Instructions for the task — Find and copy each line of the records where the string "back" shows up.

━━━━━━━━━━

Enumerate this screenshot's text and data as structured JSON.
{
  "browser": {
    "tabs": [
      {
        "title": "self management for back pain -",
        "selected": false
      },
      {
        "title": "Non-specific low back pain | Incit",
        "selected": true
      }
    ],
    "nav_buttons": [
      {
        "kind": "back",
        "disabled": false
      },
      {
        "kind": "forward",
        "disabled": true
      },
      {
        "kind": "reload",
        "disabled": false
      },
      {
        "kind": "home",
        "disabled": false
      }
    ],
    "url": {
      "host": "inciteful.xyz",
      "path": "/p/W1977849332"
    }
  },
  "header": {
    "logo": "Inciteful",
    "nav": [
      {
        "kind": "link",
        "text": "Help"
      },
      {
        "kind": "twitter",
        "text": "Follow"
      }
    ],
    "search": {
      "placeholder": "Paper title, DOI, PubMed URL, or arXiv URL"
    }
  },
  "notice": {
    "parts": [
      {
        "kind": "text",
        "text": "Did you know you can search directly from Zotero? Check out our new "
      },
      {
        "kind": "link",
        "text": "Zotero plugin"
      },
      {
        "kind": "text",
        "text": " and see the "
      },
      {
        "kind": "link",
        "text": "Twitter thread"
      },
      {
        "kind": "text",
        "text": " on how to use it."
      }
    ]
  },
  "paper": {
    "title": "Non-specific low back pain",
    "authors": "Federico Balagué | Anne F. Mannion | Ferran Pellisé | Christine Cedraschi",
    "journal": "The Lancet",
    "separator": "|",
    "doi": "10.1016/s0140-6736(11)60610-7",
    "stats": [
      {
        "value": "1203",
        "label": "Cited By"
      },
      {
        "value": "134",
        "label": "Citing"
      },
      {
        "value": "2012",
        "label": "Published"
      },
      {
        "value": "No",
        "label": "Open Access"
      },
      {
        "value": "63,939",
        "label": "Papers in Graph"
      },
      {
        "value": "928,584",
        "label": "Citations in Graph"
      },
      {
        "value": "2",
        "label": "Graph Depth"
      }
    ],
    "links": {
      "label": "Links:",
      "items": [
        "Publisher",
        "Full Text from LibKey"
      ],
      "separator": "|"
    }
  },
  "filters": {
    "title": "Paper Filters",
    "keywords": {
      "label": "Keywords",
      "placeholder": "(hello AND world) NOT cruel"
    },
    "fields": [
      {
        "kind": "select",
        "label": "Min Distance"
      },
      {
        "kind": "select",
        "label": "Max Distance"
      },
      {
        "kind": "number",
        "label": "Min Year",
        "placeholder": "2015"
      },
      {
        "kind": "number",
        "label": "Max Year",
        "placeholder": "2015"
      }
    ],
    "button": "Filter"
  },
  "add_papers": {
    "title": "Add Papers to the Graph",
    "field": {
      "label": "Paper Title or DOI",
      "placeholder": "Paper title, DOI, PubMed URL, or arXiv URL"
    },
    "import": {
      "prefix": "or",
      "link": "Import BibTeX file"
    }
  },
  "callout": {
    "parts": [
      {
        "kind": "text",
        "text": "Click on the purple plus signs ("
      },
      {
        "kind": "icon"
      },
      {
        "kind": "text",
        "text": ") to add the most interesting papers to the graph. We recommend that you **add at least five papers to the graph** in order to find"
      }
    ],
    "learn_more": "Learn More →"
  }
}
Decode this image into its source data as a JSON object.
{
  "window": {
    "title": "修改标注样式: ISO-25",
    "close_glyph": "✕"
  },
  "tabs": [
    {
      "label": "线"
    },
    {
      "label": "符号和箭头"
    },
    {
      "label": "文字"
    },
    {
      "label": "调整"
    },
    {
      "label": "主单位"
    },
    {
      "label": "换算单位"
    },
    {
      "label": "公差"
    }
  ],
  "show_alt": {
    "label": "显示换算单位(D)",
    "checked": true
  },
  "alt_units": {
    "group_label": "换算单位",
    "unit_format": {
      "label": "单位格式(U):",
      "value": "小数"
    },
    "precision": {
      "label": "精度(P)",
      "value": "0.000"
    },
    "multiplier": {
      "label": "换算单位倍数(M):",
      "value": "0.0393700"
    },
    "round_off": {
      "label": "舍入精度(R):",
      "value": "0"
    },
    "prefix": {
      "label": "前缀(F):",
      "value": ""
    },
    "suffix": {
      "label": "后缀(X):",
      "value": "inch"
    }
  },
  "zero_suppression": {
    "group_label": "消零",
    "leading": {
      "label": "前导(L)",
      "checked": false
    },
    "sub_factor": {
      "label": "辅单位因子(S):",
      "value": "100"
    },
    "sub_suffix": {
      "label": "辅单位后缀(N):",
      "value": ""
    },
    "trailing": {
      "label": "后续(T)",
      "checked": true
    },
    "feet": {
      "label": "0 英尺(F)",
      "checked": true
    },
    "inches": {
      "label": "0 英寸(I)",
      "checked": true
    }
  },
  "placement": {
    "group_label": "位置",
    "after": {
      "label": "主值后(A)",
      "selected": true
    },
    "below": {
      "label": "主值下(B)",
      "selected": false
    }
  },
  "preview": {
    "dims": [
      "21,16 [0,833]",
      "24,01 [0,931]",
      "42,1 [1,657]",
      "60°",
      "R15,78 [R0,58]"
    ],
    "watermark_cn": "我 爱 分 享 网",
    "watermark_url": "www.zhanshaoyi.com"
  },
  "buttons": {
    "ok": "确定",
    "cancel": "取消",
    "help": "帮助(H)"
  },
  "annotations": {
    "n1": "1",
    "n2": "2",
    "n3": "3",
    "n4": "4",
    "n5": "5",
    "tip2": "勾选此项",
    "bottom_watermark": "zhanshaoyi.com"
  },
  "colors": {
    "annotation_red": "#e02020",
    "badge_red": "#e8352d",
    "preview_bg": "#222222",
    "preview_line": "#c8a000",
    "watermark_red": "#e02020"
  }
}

━━━━━━━━━━

Task answer —
        "title": "self management for back pain -",
        "title": "Non-specific low back pain | Incit",
        "kind": "back",
    "title": "Non-specific low back pain",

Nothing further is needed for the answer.